Work to complete
Pick every line from the data that holds the word "Pokaż".

Data shown
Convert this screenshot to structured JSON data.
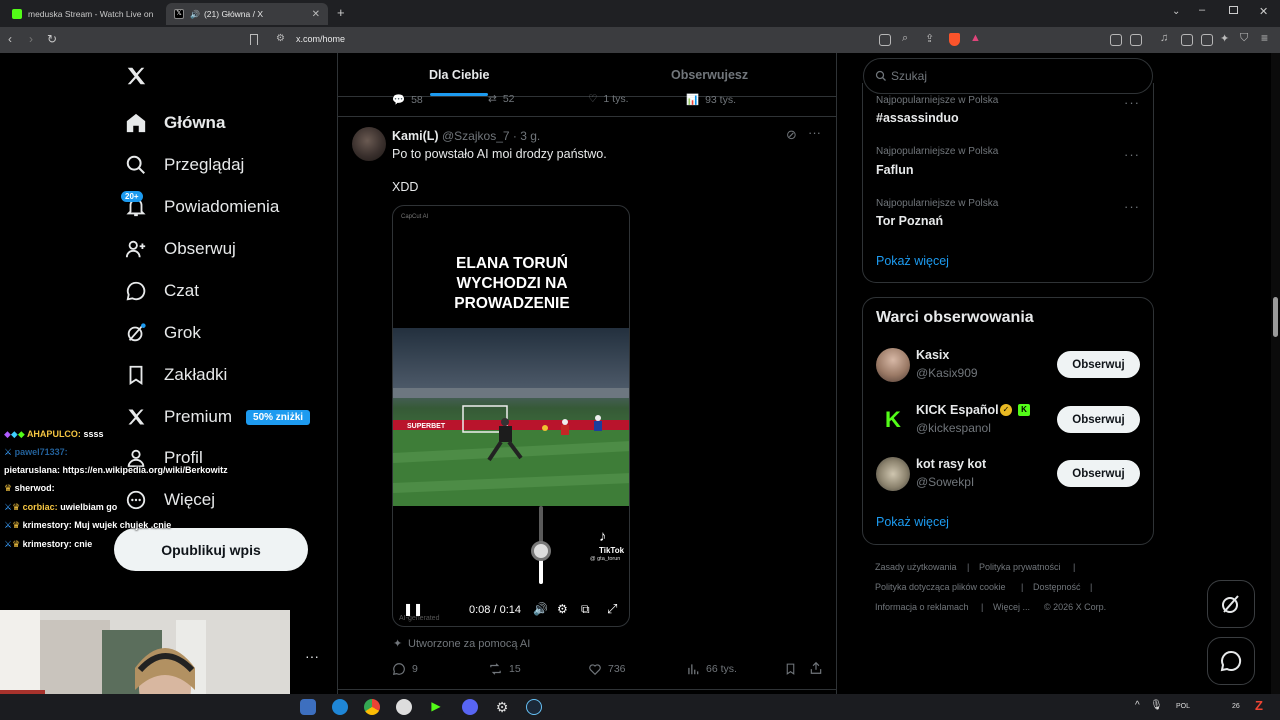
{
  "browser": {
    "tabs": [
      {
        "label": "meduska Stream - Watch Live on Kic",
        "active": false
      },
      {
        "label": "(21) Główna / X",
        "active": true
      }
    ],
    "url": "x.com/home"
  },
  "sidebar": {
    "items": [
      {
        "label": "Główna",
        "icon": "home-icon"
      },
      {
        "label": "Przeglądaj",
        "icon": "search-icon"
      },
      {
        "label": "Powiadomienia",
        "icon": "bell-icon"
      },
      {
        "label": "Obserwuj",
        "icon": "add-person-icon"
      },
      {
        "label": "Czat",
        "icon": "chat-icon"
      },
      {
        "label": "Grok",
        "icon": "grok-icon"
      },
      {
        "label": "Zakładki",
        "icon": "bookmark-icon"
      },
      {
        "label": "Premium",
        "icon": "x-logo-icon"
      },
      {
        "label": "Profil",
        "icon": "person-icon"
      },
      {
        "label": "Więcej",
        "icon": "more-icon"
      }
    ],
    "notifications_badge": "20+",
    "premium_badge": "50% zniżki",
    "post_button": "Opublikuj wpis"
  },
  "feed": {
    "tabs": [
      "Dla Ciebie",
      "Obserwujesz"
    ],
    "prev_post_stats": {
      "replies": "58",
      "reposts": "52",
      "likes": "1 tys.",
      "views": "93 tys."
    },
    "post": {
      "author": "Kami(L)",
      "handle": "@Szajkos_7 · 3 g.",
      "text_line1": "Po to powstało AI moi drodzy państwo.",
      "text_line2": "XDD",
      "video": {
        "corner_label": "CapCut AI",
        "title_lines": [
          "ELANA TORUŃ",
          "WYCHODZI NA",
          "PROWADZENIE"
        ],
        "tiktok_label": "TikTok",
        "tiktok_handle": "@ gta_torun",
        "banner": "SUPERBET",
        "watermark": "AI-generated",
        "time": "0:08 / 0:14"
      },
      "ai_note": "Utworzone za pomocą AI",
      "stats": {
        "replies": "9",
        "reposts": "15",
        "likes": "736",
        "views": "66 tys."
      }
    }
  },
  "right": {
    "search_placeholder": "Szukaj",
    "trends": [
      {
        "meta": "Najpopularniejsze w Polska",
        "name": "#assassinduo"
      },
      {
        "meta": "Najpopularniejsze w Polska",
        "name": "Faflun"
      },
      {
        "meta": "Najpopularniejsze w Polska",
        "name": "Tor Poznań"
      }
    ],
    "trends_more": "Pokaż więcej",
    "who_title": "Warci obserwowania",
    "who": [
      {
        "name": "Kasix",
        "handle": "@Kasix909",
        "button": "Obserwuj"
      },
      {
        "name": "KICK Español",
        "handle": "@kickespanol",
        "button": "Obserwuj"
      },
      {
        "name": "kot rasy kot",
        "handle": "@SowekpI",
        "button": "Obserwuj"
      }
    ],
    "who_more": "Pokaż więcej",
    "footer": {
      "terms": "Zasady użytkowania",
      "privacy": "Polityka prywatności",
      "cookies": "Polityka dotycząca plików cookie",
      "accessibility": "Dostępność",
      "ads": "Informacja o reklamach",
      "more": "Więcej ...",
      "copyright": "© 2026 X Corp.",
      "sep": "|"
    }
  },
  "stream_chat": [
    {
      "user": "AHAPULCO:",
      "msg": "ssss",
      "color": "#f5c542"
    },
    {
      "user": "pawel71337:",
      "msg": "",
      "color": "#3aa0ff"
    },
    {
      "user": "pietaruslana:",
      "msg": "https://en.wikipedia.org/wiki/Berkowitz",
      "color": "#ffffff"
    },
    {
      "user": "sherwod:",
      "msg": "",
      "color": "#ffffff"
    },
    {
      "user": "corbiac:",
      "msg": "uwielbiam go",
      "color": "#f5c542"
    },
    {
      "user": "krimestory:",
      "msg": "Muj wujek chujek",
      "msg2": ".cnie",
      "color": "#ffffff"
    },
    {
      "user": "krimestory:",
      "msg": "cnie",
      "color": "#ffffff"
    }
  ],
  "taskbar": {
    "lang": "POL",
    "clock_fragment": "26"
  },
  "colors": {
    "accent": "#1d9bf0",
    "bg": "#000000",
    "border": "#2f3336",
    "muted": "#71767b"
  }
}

---

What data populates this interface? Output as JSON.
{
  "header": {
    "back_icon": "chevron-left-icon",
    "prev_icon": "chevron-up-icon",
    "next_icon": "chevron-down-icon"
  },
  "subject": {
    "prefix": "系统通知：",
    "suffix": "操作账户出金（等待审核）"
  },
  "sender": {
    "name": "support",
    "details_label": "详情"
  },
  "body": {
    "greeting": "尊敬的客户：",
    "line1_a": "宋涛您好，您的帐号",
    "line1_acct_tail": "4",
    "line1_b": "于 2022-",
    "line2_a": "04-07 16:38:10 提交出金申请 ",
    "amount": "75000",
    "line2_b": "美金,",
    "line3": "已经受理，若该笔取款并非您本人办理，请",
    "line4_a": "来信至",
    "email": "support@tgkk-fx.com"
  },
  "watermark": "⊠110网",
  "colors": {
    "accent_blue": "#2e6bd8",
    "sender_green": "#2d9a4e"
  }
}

Completed exercise
    "trends_more": "Pokaż więcej",
    "who_more": "Pokaż więcej",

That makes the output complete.